### Directions for this task
Search the data below for the string "xlabel". Extract every line that contains it.
↓
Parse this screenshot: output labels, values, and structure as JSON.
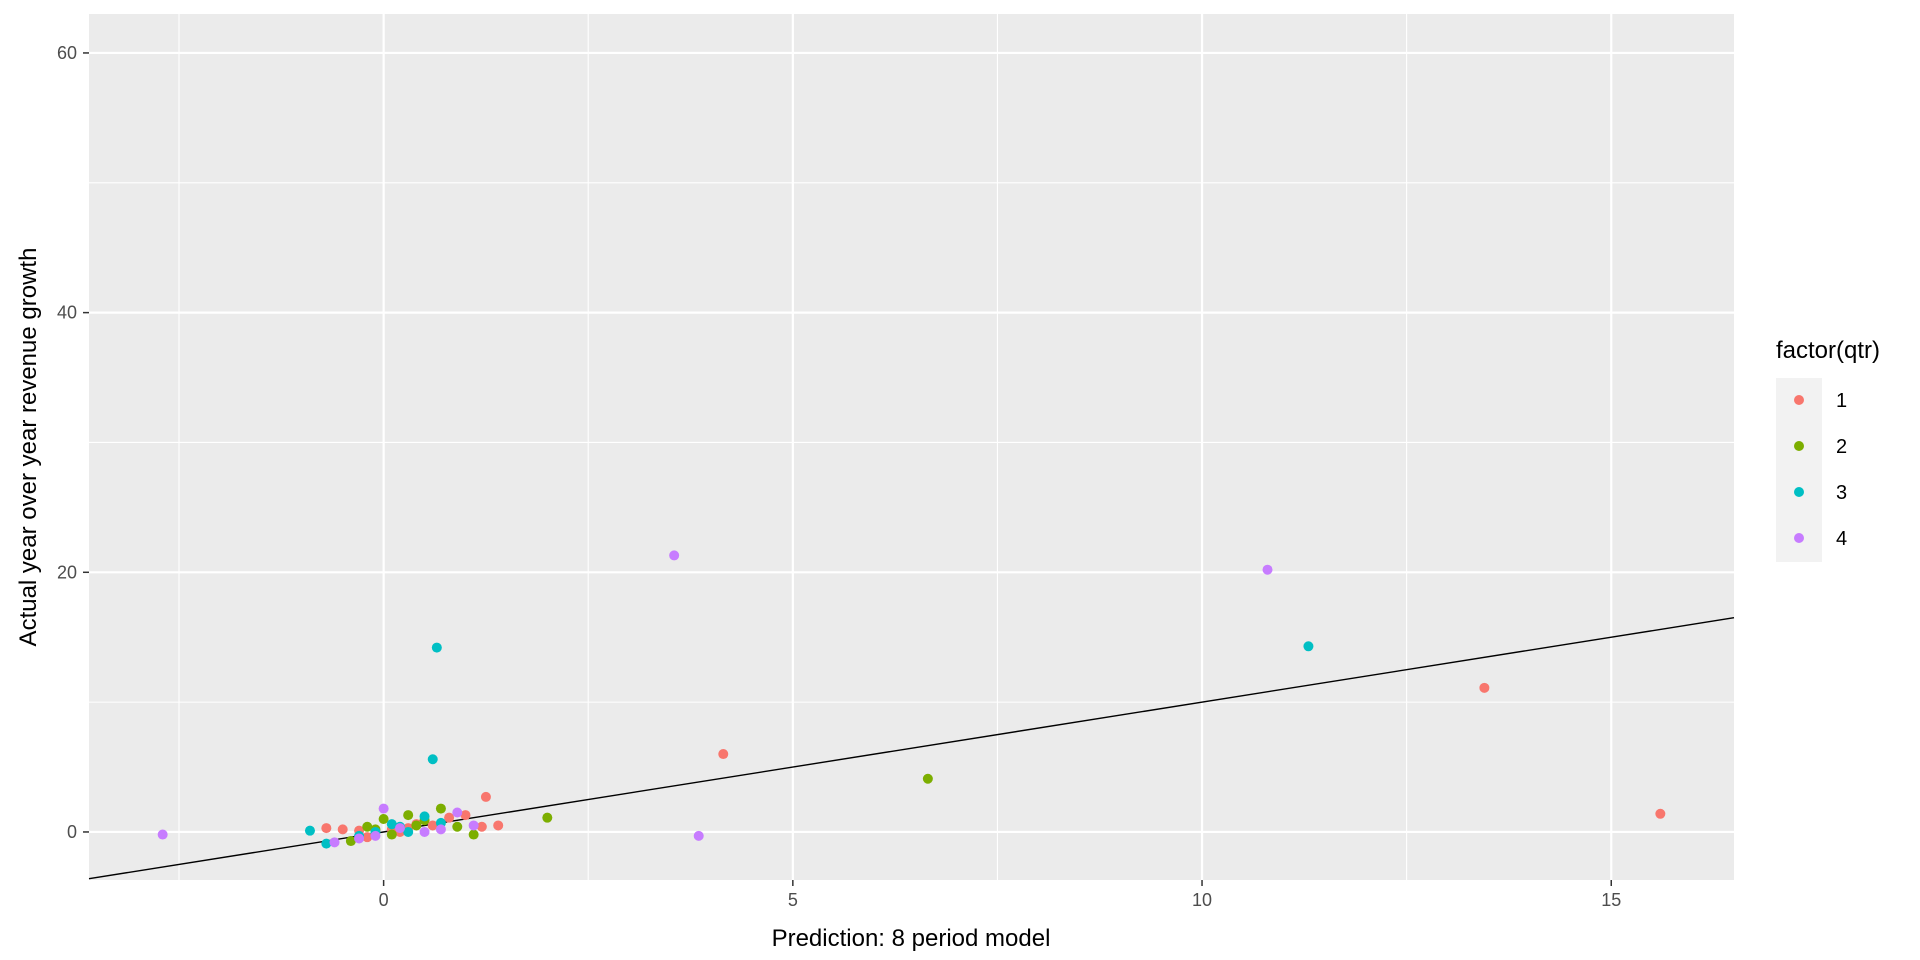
{
  "chart_data": {
    "type": "scatter",
    "title": "",
    "xlabel": "Prediction: 8 period model",
    "ylabel": "Actual year over year revenue growth",
    "xlim": [
      -3.6,
      16.5
    ],
    "ylim": [
      -3.7,
      63.0
    ],
    "x_ticks": [
      0,
      5,
      10,
      15
    ],
    "y_ticks": [
      0,
      20,
      40,
      60
    ],
    "x_tick_labels": [
      "0",
      "5",
      "10",
      "15"
    ],
    "y_tick_labels": [
      "0",
      "20",
      "40",
      "60"
    ],
    "grid": true,
    "panel_background": "#ebebeb",
    "reference_line": {
      "intercept": 0,
      "slope": 1,
      "color": "#000000"
    },
    "legend": {
      "title": "factor(qtr)",
      "position": "right",
      "entries": [
        "1",
        "2",
        "3",
        "4"
      ]
    },
    "series": [
      {
        "name": "1",
        "color": "#F8766D",
        "points": [
          [
            -0.7,
            0.3
          ],
          [
            -0.5,
            0.2
          ],
          [
            -0.3,
            0.1
          ],
          [
            -0.1,
            0.1
          ],
          [
            0.1,
            0.2
          ],
          [
            0.3,
            0.3
          ],
          [
            0.4,
            0.6
          ],
          [
            0.6,
            0.5
          ],
          [
            0.8,
            1.1
          ],
          [
            1.0,
            1.3
          ],
          [
            1.2,
            0.4
          ],
          [
            1.25,
            2.7
          ],
          [
            1.4,
            0.5
          ],
          [
            4.15,
            6.0
          ],
          [
            13.45,
            11.1
          ],
          [
            15.6,
            1.4
          ],
          [
            0.2,
            0.0
          ],
          [
            -0.2,
            -0.4
          ]
        ]
      },
      {
        "name": "2",
        "color": "#7CAE00",
        "points": [
          [
            -0.4,
            -0.7
          ],
          [
            -0.2,
            0.4
          ],
          [
            0.0,
            1.0
          ],
          [
            0.1,
            -0.2
          ],
          [
            0.3,
            1.3
          ],
          [
            0.5,
            0.9
          ],
          [
            0.7,
            1.8
          ],
          [
            0.9,
            0.4
          ],
          [
            1.1,
            -0.2
          ],
          [
            2.0,
            1.1
          ],
          [
            6.65,
            4.1
          ],
          [
            -0.1,
            0.2
          ],
          [
            0.4,
            0.5
          ]
        ]
      },
      {
        "name": "3",
        "color": "#00BFC4",
        "points": [
          [
            -0.9,
            0.1
          ],
          [
            -0.7,
            -0.9
          ],
          [
            -0.3,
            -0.3
          ],
          [
            -0.1,
            0.0
          ],
          [
            0.2,
            0.4
          ],
          [
            0.5,
            1.2
          ],
          [
            0.6,
            5.6
          ],
          [
            0.65,
            14.2
          ],
          [
            0.7,
            0.7
          ],
          [
            11.3,
            14.3
          ],
          [
            0.3,
            0.0
          ],
          [
            0.1,
            0.6
          ]
        ]
      },
      {
        "name": "4",
        "color": "#C77CFF",
        "points": [
          [
            -2.7,
            -0.2
          ],
          [
            -0.6,
            -0.8
          ],
          [
            -0.3,
            -0.5
          ],
          [
            0.0,
            1.8
          ],
          [
            0.2,
            0.3
          ],
          [
            0.5,
            0.0
          ],
          [
            0.9,
            1.5
          ],
          [
            1.1,
            0.5
          ],
          [
            3.55,
            21.3
          ],
          [
            3.85,
            -0.3
          ],
          [
            10.8,
            20.2
          ],
          [
            -0.1,
            -0.3
          ],
          [
            0.7,
            0.2
          ]
        ]
      }
    ]
  }
}
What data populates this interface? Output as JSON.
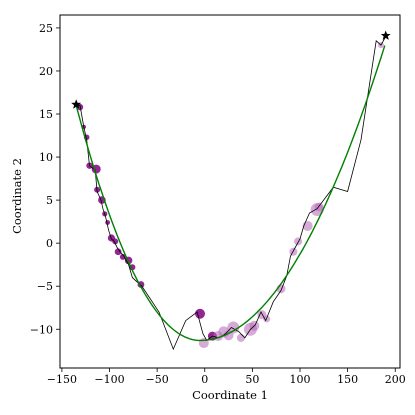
{
  "chart_data": {
    "type": "scatter",
    "title": "",
    "xlabel": "Coordinate 1",
    "ylabel": "Coordinate 2",
    "xlim": [
      -152,
      205
    ],
    "ylim": [
      -14.5,
      26.5
    ],
    "xticks": [
      -150,
      -100,
      -50,
      0,
      50,
      100,
      150,
      200
    ],
    "yticks": [
      -10,
      -5,
      0,
      5,
      10,
      15,
      20,
      25
    ],
    "grid": false,
    "legend": "none",
    "colors": {
      "fit": "#008000",
      "path": "#000000",
      "points_dark": "#800080",
      "points_light": "#b666b6"
    },
    "fit_curve": {
      "type": "parabola",
      "vertex": [
        -5,
        -11.3
      ],
      "through": [
        [
          -135,
          16
        ],
        [
          190,
          23.3
        ]
      ]
    },
    "path": [
      [
        -135,
        16
      ],
      [
        -131,
        16
      ],
      [
        -127,
        13.5
      ],
      [
        -124,
        12
      ],
      [
        -121,
        9
      ],
      [
        -115,
        8.5
      ],
      [
        -113,
        6
      ],
      [
        -109,
        5
      ],
      [
        -107,
        4
      ],
      [
        -104,
        3
      ],
      [
        -101,
        1.5
      ],
      [
        -98,
        0.5
      ],
      [
        -95,
        0.2
      ],
      [
        -92,
        -0.5
      ],
      [
        -89,
        -1
      ],
      [
        -85,
        -1.5
      ],
      [
        -80,
        -2.5
      ],
      [
        -76,
        -4
      ],
      [
        -71,
        -4.5
      ],
      [
        -66,
        -5
      ],
      [
        -48,
        -8
      ],
      [
        -33,
        -12.3
      ],
      [
        -20,
        -9
      ],
      [
        -8,
        -8
      ],
      [
        -2,
        -10.5
      ],
      [
        2,
        -11.3
      ],
      [
        8,
        -10.8
      ],
      [
        15,
        -11
      ],
      [
        22,
        -10.5
      ],
      [
        28,
        -9.8
      ],
      [
        36,
        -10.3
      ],
      [
        42,
        -11
      ],
      [
        48,
        -10
      ],
      [
        53,
        -9.5
      ],
      [
        59,
        -8
      ],
      [
        64,
        -9
      ],
      [
        72,
        -6.8
      ],
      [
        80,
        -5.5
      ],
      [
        86,
        -3.8
      ],
      [
        90,
        -1.5
      ],
      [
        95,
        -0.5
      ],
      [
        100,
        0.5
      ],
      [
        104,
        2
      ],
      [
        110,
        3.5
      ],
      [
        118,
        4
      ],
      [
        135,
        6.5
      ],
      [
        150,
        6
      ],
      [
        164,
        12
      ],
      [
        180,
        23.5
      ],
      [
        185,
        23
      ],
      [
        190,
        24
      ]
    ],
    "points": [
      {
        "x": -131,
        "y": 15.8,
        "r": 3.2,
        "tone": "dark"
      },
      {
        "x": -127,
        "y": 13.5,
        "r": 2.2,
        "tone": "dark"
      },
      {
        "x": -124,
        "y": 12.3,
        "r": 2.8,
        "tone": "dark"
      },
      {
        "x": -121,
        "y": 9.0,
        "r": 3.2,
        "tone": "dark"
      },
      {
        "x": -114,
        "y": 8.6,
        "r": 4.5,
        "tone": "dark"
      },
      {
        "x": -113,
        "y": 6.2,
        "r": 3.0,
        "tone": "dark"
      },
      {
        "x": -108,
        "y": 5.0,
        "r": 3.8,
        "tone": "dark"
      },
      {
        "x": -105,
        "y": 3.4,
        "r": 2.6,
        "tone": "dark"
      },
      {
        "x": -102,
        "y": 2.4,
        "r": 2.4,
        "tone": "dark"
      },
      {
        "x": -98,
        "y": 0.6,
        "r": 3.6,
        "tone": "dark"
      },
      {
        "x": -94,
        "y": 0.2,
        "r": 3.0,
        "tone": "dark"
      },
      {
        "x": -91,
        "y": -1.0,
        "r": 3.4,
        "tone": "dark"
      },
      {
        "x": -86,
        "y": -1.6,
        "r": 3.0,
        "tone": "dark"
      },
      {
        "x": -80,
        "y": -2.0,
        "r": 3.8,
        "tone": "dark"
      },
      {
        "x": -76,
        "y": -2.8,
        "r": 3.0,
        "tone": "dark"
      },
      {
        "x": -67,
        "y": -4.8,
        "r": 3.4,
        "tone": "dark"
      },
      {
        "x": -5,
        "y": -8.2,
        "r": 5.0,
        "tone": "dark"
      },
      {
        "x": -1,
        "y": -11.6,
        "r": 5.0,
        "tone": "light"
      },
      {
        "x": 8,
        "y": -10.8,
        "r": 4.5,
        "tone": "dark"
      },
      {
        "x": 14,
        "y": -10.8,
        "r": 5.0,
        "tone": "light"
      },
      {
        "x": 20,
        "y": -10.3,
        "r": 5.5,
        "tone": "light"
      },
      {
        "x": 25,
        "y": -10.7,
        "r": 5.0,
        "tone": "light"
      },
      {
        "x": 30,
        "y": -9.8,
        "r": 6.0,
        "tone": "light"
      },
      {
        "x": 38,
        "y": -11.0,
        "r": 4.0,
        "tone": "light"
      },
      {
        "x": 48,
        "y": -10.0,
        "r": 6.5,
        "tone": "light"
      },
      {
        "x": 52,
        "y": -9.6,
        "r": 5.0,
        "tone": "light"
      },
      {
        "x": 60,
        "y": -8.3,
        "r": 4.5,
        "tone": "light"
      },
      {
        "x": 65,
        "y": -8.8,
        "r": 3.5,
        "tone": "light"
      },
      {
        "x": 80,
        "y": -5.3,
        "r": 4.5,
        "tone": "light"
      },
      {
        "x": 93,
        "y": -1.0,
        "r": 4.0,
        "tone": "light"
      },
      {
        "x": 98,
        "y": 0.2,
        "r": 4.0,
        "tone": "light"
      },
      {
        "x": 108,
        "y": 2.0,
        "r": 5.0,
        "tone": "light"
      },
      {
        "x": 118,
        "y": 3.9,
        "r": 6.5,
        "tone": "light"
      },
      {
        "x": 120,
        "y": 4.2,
        "r": 4.5,
        "tone": "light"
      },
      {
        "x": 185,
        "y": 23.0,
        "r": 3.0,
        "tone": "light"
      }
    ],
    "stars": [
      {
        "x": -135,
        "y": 16.1
      },
      {
        "x": 190,
        "y": 24.1
      }
    ]
  }
}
↑
### Expected output
    "xlabel": "Prediction: 8 period model",
    "xlabel": "Coordinate 1",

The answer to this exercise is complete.